REQUIREMENT: Restate the entries below word for word, omitting nothing.

Data entries:
==*==

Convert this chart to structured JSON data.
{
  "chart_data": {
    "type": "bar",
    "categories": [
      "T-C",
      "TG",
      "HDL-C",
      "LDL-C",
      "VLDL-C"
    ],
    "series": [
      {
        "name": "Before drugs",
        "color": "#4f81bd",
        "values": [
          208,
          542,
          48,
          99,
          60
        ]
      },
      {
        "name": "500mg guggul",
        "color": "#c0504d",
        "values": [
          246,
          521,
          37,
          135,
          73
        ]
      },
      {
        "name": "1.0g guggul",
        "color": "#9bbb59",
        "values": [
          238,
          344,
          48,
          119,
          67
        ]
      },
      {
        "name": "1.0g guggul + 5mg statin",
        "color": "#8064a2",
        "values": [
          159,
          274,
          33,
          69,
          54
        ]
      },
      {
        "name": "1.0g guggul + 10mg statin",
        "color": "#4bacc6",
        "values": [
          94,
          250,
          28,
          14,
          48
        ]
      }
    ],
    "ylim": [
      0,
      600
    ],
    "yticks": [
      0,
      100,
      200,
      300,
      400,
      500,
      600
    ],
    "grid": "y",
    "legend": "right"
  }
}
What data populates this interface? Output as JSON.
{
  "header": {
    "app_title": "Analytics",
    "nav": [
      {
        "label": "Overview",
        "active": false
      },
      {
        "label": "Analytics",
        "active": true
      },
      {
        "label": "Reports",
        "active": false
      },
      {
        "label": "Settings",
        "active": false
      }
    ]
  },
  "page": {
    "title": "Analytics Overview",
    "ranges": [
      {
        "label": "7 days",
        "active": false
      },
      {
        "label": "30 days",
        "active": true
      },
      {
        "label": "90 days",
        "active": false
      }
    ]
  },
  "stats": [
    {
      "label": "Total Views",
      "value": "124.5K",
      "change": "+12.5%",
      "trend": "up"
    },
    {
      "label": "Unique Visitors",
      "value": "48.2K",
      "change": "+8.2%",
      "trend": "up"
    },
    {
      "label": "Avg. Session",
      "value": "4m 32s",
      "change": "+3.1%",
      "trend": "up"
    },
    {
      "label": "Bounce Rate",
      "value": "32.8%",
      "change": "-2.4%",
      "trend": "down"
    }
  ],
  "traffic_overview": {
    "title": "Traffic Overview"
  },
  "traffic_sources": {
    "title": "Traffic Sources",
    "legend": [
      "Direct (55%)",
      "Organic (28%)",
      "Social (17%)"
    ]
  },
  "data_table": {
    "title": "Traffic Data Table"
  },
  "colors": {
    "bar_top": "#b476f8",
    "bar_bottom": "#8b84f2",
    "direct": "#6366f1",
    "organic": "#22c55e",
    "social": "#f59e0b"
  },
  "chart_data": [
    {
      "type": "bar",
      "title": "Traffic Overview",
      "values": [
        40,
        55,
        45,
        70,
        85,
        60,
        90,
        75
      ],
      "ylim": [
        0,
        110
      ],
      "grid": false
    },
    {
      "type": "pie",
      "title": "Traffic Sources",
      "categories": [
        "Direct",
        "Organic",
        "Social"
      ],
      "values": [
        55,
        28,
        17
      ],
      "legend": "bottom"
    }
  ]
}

==*==

EXERCISE ANSWER:
Convert this chart to structured JSON data.
{
  "chart_data": {
    "type": "bar",
    "categories": [
      "T-C",
      "TG",
      "HDL-C",
      "LDL-C",
      "VLDL-C"
    ],
    "series": [
      {
        "name": "Before drugs",
        "color": "#4f81bd",
        "values": [
          208,
          542,
          48,
          99,
          60
        ]
      },
      {
        "name": "500mg guggul",
        "color": "#c0504d",
        "values": [
          246,
          521,
          37,
          135,
          73
        ]
      },
      {
        "name": "1.0g guggul",
        "color": "#9bbb59",
        "values": [
          238,
          344,
          48,
          119,
          67
        ]
      },
      {
        "name": "1.0g guggul + 5mg statin",
        "color": "#8064a2",
        "values": [
          159,
          274,
          33,
          69,
          54
        ]
      },
      {
        "name": "1.0g guggul + 10mg statin",
        "color": "#4bacc6",
        "values": [
          94,
          250,
          28,
          14,
          48
        ]
      }
    ],
    "ylim": [
      0,
      600
    ],
    "yticks": [
      0,
      100,
      200,
      300,
      400,
      500,
      600
    ],
    "grid": "y",
    "legend": "right"
  }
}
What data populates this interface? Output as JSON.
{
  "header": {
    "app_title": "Analytics",
    "nav": [
      {
        "label": "Overview",
        "active": false
      },
      {
        "label": "Analytics",
        "active": true
      },
      {
        "label": "Reports",
        "active": false
      },
      {
        "label": "Settings",
        "active": false
      }
    ]
  },
  "page": {
    "title": "Analytics Overview",
    "ranges": [
      {
        "label": "7 days",
        "active": false
      },
      {
        "label": "30 days",
        "active": true
      },
      {
        "label": "90 days",
        "active": false
      }
    ]
  },
  "stats": [
    {
      "label": "Total Views",
      "value": "124.5K",
      "change": "+12.5%",
      "trend": "up"
    },
    {
      "label": "Unique Visitors",
      "value": "48.2K",
      "change": "+8.2%",
      "trend": "up"
    },
    {
      "label": "Avg. Session",
      "value": "4m 32s",
      "change": "+3.1%",
      "trend": "up"
    },
    {
      "label": "Bounce Rate",
      "value": "32.8%",
      "change": "-2.4%",
      "trend": "down"
    }
  ],
  "traffic_overview": {
    "title": "Traffic Overview"
  },
  "traffic_sources": {
    "title": "Traffic Sources",
    "legend": [
      "Direct (55%)",
      "Organic (28%)",
      "Social (17%)"
    ]
  },
  "data_table": {
    "title": "Traffic Data Table"
  },
  "colors": {
    "bar_top": "#b476f8",
    "bar_bottom": "#8b84f2",
    "direct": "#6366f1",
    "organic": "#22c55e",
    "social": "#f59e0b"
  },
  "chart_data": [
    {
      "type": "bar",
      "title": "Traffic Overview",
      "values": [
        40,
        55,
        45,
        70,
        85,
        60,
        90,
        75
      ],
      "ylim": [
        0,
        110
      ],
      "grid": false
    },
    {
      "type": "pie",
      "title": "Traffic Sources",
      "categories": [
        "Direct",
        "Organic",
        "Social"
      ],
      "values": [
        55,
        28,
        17
      ],
      "legend": "bottom"
    }
  ]
}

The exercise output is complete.